- _Record set_
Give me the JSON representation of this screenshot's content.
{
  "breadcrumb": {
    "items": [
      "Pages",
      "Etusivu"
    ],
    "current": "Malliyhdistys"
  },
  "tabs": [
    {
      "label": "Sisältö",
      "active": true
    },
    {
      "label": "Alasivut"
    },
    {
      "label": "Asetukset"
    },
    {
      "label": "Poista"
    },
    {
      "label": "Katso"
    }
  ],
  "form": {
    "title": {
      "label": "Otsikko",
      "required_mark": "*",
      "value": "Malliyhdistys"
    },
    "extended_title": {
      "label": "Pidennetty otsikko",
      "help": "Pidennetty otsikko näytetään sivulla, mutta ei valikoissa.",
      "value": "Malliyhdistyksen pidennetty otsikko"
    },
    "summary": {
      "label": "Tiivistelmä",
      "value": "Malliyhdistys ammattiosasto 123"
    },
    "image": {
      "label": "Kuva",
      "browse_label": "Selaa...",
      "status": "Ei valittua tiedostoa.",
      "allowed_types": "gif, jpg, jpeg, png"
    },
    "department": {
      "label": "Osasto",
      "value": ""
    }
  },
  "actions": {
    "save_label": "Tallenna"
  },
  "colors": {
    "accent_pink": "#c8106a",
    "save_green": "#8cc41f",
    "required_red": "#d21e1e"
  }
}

- _Stated task_
Copy each line above that contains the word "value".

- _Final result_
      "value": "Malliyhdistys"
      "value": "Malliyhdistyksen pidennetty otsikko"
      "value": "Malliyhdistys ammattiosasto 123"
      "value": ""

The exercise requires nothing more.